What you will do » Reproduce all the entries precisely.

* Begin Data for this task *

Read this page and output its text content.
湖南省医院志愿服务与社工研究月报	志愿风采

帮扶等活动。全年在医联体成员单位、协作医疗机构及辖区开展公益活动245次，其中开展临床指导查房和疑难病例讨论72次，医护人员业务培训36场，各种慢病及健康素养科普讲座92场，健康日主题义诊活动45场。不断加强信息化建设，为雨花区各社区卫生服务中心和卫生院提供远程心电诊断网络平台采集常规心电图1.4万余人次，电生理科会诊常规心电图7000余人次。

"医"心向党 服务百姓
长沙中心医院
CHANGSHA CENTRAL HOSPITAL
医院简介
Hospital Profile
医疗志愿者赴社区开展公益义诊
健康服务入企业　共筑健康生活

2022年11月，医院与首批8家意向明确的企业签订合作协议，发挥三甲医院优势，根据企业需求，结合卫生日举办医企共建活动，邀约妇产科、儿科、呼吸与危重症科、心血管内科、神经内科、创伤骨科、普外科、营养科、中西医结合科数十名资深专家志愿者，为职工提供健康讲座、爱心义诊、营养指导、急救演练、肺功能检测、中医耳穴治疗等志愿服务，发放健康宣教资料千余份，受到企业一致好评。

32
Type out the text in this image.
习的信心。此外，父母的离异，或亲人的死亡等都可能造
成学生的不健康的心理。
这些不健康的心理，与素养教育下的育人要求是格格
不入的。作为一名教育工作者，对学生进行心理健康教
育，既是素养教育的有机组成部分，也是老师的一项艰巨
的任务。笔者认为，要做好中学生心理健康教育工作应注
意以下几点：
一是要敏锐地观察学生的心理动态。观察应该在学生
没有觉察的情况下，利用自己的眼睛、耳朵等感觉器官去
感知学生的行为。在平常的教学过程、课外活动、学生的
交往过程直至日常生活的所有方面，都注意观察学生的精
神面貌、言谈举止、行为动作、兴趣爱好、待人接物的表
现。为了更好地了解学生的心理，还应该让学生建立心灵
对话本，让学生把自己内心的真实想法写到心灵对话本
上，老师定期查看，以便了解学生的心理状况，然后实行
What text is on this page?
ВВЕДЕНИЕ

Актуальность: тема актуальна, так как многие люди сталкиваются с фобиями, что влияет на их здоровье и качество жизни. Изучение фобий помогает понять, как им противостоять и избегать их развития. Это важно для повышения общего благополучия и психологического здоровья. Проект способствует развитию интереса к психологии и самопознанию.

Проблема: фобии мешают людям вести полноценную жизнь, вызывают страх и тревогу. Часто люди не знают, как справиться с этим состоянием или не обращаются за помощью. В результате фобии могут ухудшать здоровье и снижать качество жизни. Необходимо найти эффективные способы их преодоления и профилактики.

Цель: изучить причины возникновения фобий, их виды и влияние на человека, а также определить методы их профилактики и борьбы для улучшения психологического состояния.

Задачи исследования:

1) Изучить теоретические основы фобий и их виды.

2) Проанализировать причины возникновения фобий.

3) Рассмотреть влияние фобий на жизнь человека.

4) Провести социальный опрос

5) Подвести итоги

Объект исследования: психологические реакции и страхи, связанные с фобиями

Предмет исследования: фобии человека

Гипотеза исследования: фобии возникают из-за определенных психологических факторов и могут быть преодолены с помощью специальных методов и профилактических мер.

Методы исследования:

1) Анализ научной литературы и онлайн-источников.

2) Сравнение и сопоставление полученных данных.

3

* End Data for this task *

Worked answer »
Read this page and output its text content.
湖南省医院志愿服务与社工研究月报	志愿风采

帮扶等活动。全年在医联体成员单位、协作医疗机构及辖区开展公益活动245次，其中开展临床指导查房和疑难病例讨论72次，医护人员业务培训36场，各种慢病及健康素养科普讲座92场，健康日主题义诊活动45场。不断加强信息化建设，为雨花区各社区卫生服务中心和卫生院提供远程心电诊断网络平台采集常规心电图1.4万余人次，电生理科会诊常规心电图7000余人次。

"医"心向党 服务百姓
长沙中心医院
CHANGSHA CENTRAL HOSPITAL
医院简介
Hospital Profile
医疗志愿者赴社区开展公益义诊
健康服务入企业　共筑健康生活

2022年11月，医院与首批8家意向明确的企业签订合作协议，发挥三甲医院优势，根据企业需求，结合卫生日举办医企共建活动，邀约妇产科、儿科、呼吸与危重症科、心血管内科、神经内科、创伤骨科、普外科、营养科、中西医结合科数十名资深专家志愿者，为职工提供健康讲座、爱心义诊、营养指导、急救演练、肺功能检测、中医耳穴治疗等志愿服务，发放健康宣教资料千余份，受到企业一致好评。

32
Type out the text in this image.
习的信心。此外，父母的离异，或亲人的死亡等都可能造
成学生的不健康的心理。
这些不健康的心理，与素养教育下的育人要求是格格
不入的。作为一名教育工作者，对学生进行心理健康教
育，既是素养教育的有机组成部分，也是老师的一项艰巨
的任务。笔者认为，要做好中学生心理健康教育工作应注
意以下几点：
一是要敏锐地观察学生的心理动态。观察应该在学生
没有觉察的情况下，利用自己的眼睛、耳朵等感觉器官去
感知学生的行为。在平常的教学过程、课外活动、学生的
交往过程直至日常生活的所有方面，都注意观察学生的精
神面貌、言谈举止、行为动作、兴趣爱好、待人接物的表
现。为了更好地了解学生的心理，还应该让学生建立心灵
对话本，让学生把自己内心的真实想法写到心灵对话本
上，老师定期查看，以便了解学生的心理状况，然后实行
What text is on this page?
ВВЕДЕНИЕ

Актуальность: тема актуальна, так как многие люди сталкиваются с фобиями, что влияет на их здоровье и качество жизни. Изучение фобий помогает понять, как им противостоять и избегать их развития. Это важно для повышения общего благополучия и психологического здоровья. Проект способствует развитию интереса к психологии и самопознанию.

Проблема: фобии мешают людям вести полноценную жизнь, вызывают страх и тревогу. Часто люди не знают, как справиться с этим состоянием или не обращаются за помощью. В результате фобии могут ухудшать здоровье и снижать качество жизни. Необходимо найти эффективные способы их преодоления и профилактики.

Цель: изучить причины возникновения фобий, их виды и влияние на человека, а также определить методы их профилактики и борьбы для улучшения психологического состояния.

Задачи исследования:

1) Изучить теоретические основы фобий и их виды.

2) Проанализировать причины возникновения фобий.

3) Рассмотреть влияние фобий на жизнь человека.

4) Провести социальный опрос

5) Подвести итоги

Объект исследования: психологические реакции и страхи, связанные с фобиями

Предмет исследования: фобии человека

Гипотеза исследования: фобии возникают из-за определенных психологических факторов и могут быть преодолены с помощью специальных методов и профилактических мер.

Методы исследования:

1) Анализ научной литературы и онлайн-источников.

2) Сравнение и сопоставление полученных данных.

3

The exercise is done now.